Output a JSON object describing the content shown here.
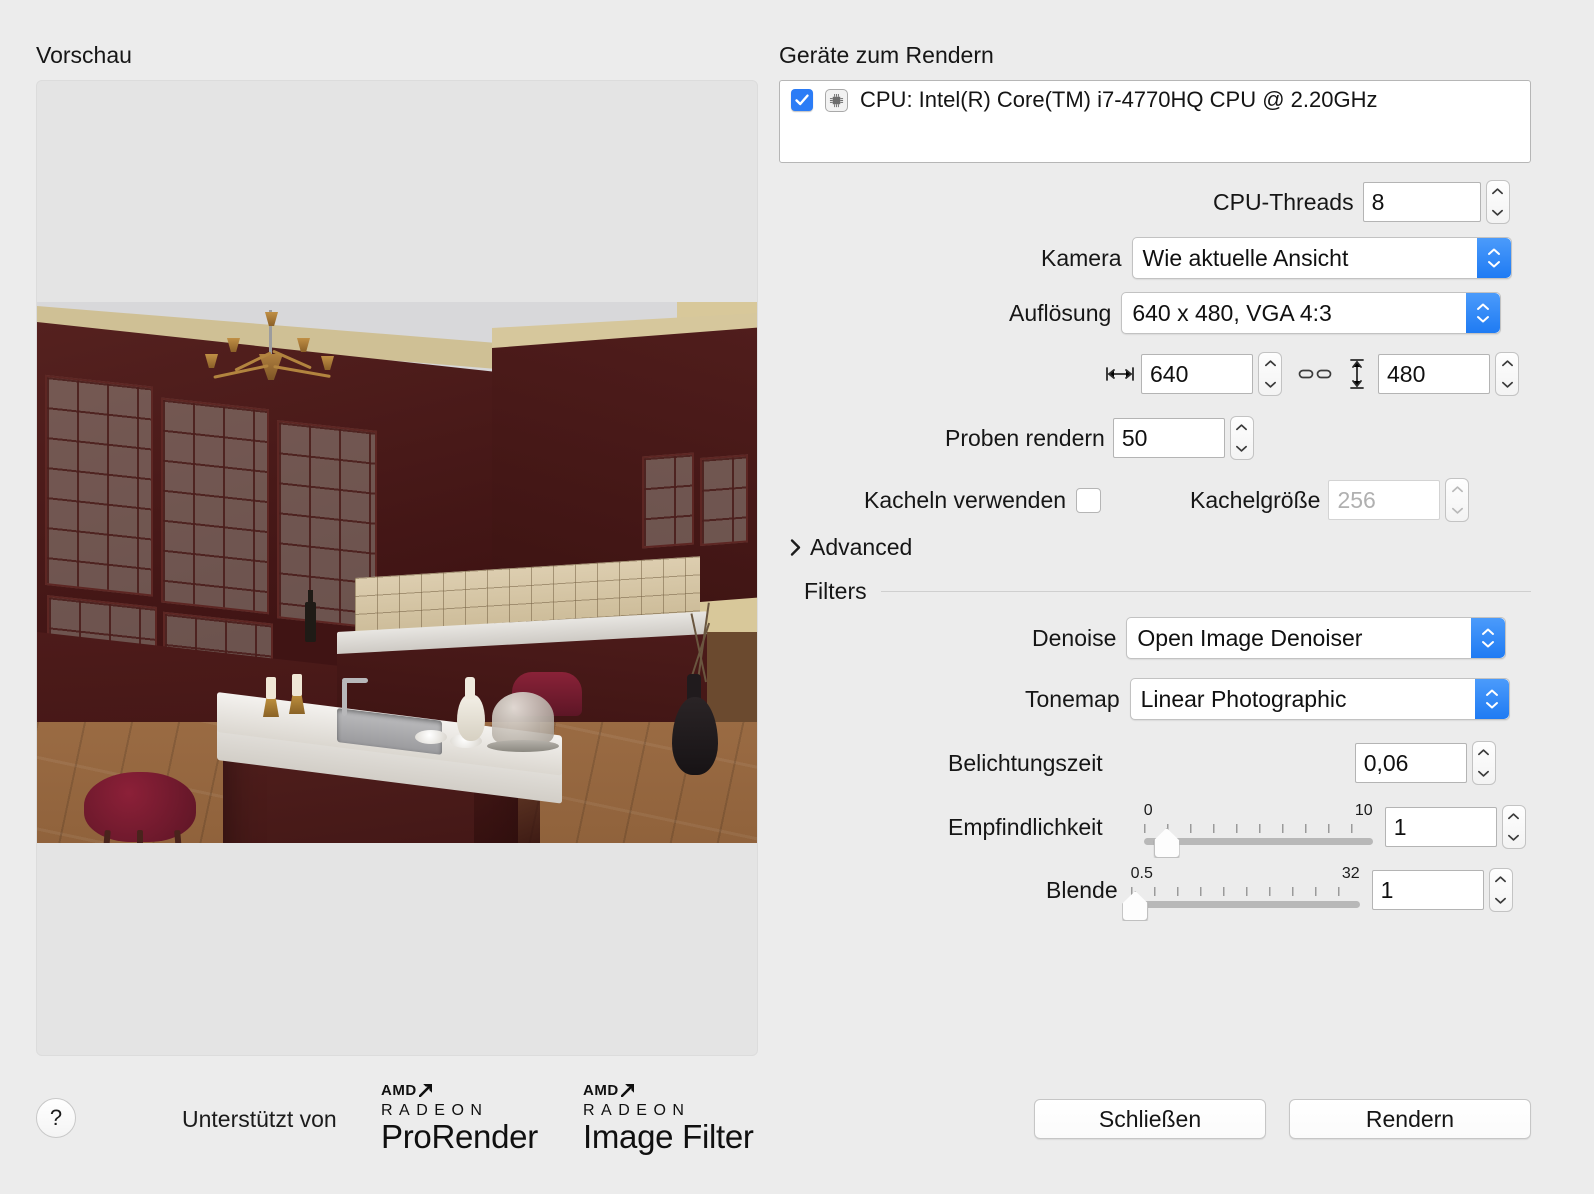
{
  "preview": {
    "label": "Vorschau",
    "scene_description": "3D gerenderte Küche mit dunklen Kirschholzschränken, Kochinsel, Barhocker und Kronleuchter"
  },
  "devices": {
    "label": "Geräte zum Rendern",
    "items": [
      {
        "checked": true,
        "icon": "cpu-icon",
        "name": "CPU: Intel(R) Core(TM) i7-4770HQ CPU @ 2.20GHz"
      }
    ]
  },
  "settings": {
    "cpu_threads": {
      "label": "CPU-Threads",
      "value": "8"
    },
    "camera": {
      "label": "Kamera",
      "value": "Wie aktuelle Ansicht"
    },
    "resolution": {
      "label": "Auflösung",
      "value": "640 x 480, VGA 4:3"
    },
    "width": {
      "value": "640",
      "icon": "width-arrows-icon"
    },
    "link": {
      "icon": "broken-link-icon"
    },
    "height": {
      "value": "480",
      "icon": "height-arrows-icon"
    },
    "samples": {
      "label": "Proben rendern",
      "value": "50"
    },
    "use_tiles": {
      "label": "Kacheln verwenden",
      "checked": false
    },
    "tile_size": {
      "label": "Kachelgröße",
      "value": "256",
      "disabled": true
    },
    "advanced": {
      "label": "Advanced",
      "expanded": false,
      "icon": "chevron-right-icon"
    }
  },
  "filters": {
    "label": "Filters",
    "denoise": {
      "label": "Denoise",
      "value": "Open Image Denoiser"
    },
    "tonemap": {
      "label": "Tonemap",
      "value": "Linear Photographic"
    },
    "exposure": {
      "label": "Belichtungszeit",
      "value": "0,06"
    },
    "sensitivity": {
      "label": "Empfindlichkeit",
      "value": "1",
      "min": "0",
      "max": "10",
      "min_num": 0,
      "max_num": 10,
      "current": 1
    },
    "aperture": {
      "label": "Blende",
      "value": "1",
      "min": "0.5",
      "max": "32",
      "min_num": 0.5,
      "max_num": 32,
      "current": 1
    }
  },
  "footer": {
    "help": "?",
    "supported_by": "Unterstützt von",
    "logos": [
      {
        "amd": "AMD",
        "radeon": "RADEON",
        "product": "ProRender"
      },
      {
        "amd": "AMD",
        "radeon": "RADEON",
        "product": "Image Filter"
      }
    ],
    "close_button": "Schließen",
    "render_button": "Rendern"
  },
  "colors": {
    "accent": "#2b7cf6",
    "window_bg": "#ececec",
    "preview_bg": "#e4e4e4",
    "field_bg": "#ffffff",
    "disabled_text": "#b0b0b0"
  }
}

◇ ◇ ◇ ◇ ◇ ◇ ◇

TASK TO CARRY OUT: Can you retype every record above exactly, leaving out the pictures?

SOLUTION TO THIS EXERCISE:
Output a JSON object describing the content shown here.
{
  "preview": {
    "label": "Vorschau",
    "scene_description": "3D gerenderte Küche mit dunklen Kirschholzschränken, Kochinsel, Barhocker und Kronleuchter"
  },
  "devices": {
    "label": "Geräte zum Rendern",
    "items": [
      {
        "checked": true,
        "icon": "cpu-icon",
        "name": "CPU: Intel(R) Core(TM) i7-4770HQ CPU @ 2.20GHz"
      }
    ]
  },
  "settings": {
    "cpu_threads": {
      "label": "CPU-Threads",
      "value": "8"
    },
    "camera": {
      "label": "Kamera",
      "value": "Wie aktuelle Ansicht"
    },
    "resolution": {
      "label": "Auflösung",
      "value": "640 x 480, VGA 4:3"
    },
    "width": {
      "value": "640",
      "icon": "width-arrows-icon"
    },
    "link": {
      "icon": "broken-link-icon"
    },
    "height": {
      "value": "480",
      "icon": "height-arrows-icon"
    },
    "samples": {
      "label": "Proben rendern",
      "value": "50"
    },
    "use_tiles": {
      "label": "Kacheln verwenden",
      "checked": false
    },
    "tile_size": {
      "label": "Kachelgröße",
      "value": "256",
      "disabled": true
    },
    "advanced": {
      "label": "Advanced",
      "expanded": false,
      "icon": "chevron-right-icon"
    }
  },
  "filters": {
    "label": "Filters",
    "denoise": {
      "label": "Denoise",
      "value": "Open Image Denoiser"
    },
    "tonemap": {
      "label": "Tonemap",
      "value": "Linear Photographic"
    },
    "exposure": {
      "label": "Belichtungszeit",
      "value": "0,06"
    },
    "sensitivity": {
      "label": "Empfindlichkeit",
      "value": "1",
      "min": "0",
      "max": "10",
      "min_num": 0,
      "max_num": 10,
      "current": 1
    },
    "aperture": {
      "label": "Blende",
      "value": "1",
      "min": "0.5",
      "max": "32",
      "min_num": 0.5,
      "max_num": 32,
      "current": 1
    }
  },
  "footer": {
    "help": "?",
    "supported_by": "Unterstützt von",
    "logos": [
      {
        "amd": "AMD",
        "radeon": "RADEON",
        "product": "ProRender"
      },
      {
        "amd": "AMD",
        "radeon": "RADEON",
        "product": "Image Filter"
      }
    ],
    "close_button": "Schließen",
    "render_button": "Rendern"
  },
  "colors": {
    "accent": "#2b7cf6",
    "window_bg": "#ececec",
    "preview_bg": "#e4e4e4",
    "field_bg": "#ffffff",
    "disabled_text": "#b0b0b0"
  }
}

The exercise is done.